▶ _Travail attendu_
Citez fidèlement le passage de l'extrait sur les racines des arbres, en commençant aux mots « M. Henchoz doutait » et en vous arrêtant après « remontait par capillarité. ».

▶ _Extrait_
————

M. Henchoz doutait qu’il y ait beaucoup de racines exploratoires à 15 mètres, les arbres devant mettre leur énergie à survivre plutôt qu’à se développer. Les racines nécessaires aux apports hydriques allaient jusqu’à 6 à 8 mètres du tronc. Une zone de protection équivalente à deux fois le diamètre de la couronne n’était pas nécessaire, du fait des travaux de labours qui avaient été effectués sur la parcelle. Le projet favoriserait l’équilibre hydrique, en évitant une trop grande quantité d’eau stagnante en cas de fortes pluies. Pendant la période sèche, cette diminution ne poserait pas de problèmes, car une nappe phréatique était située à environ trois mètres sous les arbres, dont l’eau remontait par capillarité.

————

▶ _Lignes fournies_
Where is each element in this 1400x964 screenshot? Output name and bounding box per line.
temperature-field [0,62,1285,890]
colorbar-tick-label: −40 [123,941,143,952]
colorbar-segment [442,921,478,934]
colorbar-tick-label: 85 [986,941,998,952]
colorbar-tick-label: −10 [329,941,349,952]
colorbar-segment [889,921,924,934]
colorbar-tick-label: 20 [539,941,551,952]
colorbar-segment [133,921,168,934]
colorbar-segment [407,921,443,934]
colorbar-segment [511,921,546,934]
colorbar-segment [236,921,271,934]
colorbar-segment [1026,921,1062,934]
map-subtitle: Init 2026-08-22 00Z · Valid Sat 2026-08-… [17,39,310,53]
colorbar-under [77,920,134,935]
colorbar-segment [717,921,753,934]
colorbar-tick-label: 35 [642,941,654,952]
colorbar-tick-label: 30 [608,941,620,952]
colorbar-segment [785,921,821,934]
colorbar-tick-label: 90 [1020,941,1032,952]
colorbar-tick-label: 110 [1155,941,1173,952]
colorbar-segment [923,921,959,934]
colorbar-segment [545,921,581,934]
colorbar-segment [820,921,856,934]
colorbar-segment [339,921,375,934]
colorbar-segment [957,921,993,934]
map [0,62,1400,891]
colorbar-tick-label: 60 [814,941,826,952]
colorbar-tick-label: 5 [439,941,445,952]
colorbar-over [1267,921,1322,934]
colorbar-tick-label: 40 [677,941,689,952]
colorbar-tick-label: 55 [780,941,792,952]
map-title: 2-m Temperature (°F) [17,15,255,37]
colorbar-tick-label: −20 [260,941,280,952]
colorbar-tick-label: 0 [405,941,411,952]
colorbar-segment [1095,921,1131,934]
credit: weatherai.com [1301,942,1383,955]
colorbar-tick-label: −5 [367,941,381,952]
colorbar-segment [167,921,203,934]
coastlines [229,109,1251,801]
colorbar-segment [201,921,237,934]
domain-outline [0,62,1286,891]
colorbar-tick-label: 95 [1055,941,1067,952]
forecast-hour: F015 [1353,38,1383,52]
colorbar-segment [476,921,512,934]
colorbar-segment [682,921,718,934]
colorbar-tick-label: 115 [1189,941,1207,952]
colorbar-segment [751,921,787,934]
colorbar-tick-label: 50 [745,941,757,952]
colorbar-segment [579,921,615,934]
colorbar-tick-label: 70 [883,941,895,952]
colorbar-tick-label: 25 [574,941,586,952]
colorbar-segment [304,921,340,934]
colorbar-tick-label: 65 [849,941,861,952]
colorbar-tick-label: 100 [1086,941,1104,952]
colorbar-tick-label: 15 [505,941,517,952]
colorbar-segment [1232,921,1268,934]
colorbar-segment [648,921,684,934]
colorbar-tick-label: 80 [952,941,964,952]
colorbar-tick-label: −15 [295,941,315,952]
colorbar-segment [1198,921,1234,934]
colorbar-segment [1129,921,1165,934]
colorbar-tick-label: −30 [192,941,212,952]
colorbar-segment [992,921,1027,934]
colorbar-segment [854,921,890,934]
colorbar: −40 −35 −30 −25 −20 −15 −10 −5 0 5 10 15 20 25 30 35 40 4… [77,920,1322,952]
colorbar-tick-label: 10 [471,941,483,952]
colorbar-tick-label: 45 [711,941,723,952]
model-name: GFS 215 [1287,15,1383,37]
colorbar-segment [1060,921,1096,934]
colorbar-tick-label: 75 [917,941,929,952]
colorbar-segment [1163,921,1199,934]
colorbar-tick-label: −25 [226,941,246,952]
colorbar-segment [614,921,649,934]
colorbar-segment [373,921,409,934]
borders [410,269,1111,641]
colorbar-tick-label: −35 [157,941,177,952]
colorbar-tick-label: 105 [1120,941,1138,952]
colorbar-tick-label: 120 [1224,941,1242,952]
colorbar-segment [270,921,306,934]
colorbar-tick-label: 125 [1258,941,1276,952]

————

▶ _Résultat correct_
M. Henchoz doutait qu’il y ait beaucoup de racines exploratoires à 15 mètres, les arbres devant mettre leur énergie à survivre plutôt qu’à se développer. Les racines nécessaires aux apports hydriques allaient jusqu’à 6 à 8 mètres du tronc. Une zone de protection équivalente à deux fois le diamètre de la couronne n’était pas nécessaire, du fait des travaux de labours qui avaient été effectués sur la parcelle. Le projet favoriserait l’équilibre hydrique, en évitant une trop grande quantité d’eau stagnante en cas de fortes pluies. Pendant la période sèche, cette diminution ne poserait pas de problèmes, car une nappe phréatique était située à environ trois mètres sous les arbres, dont l’eau remontait par capillarité.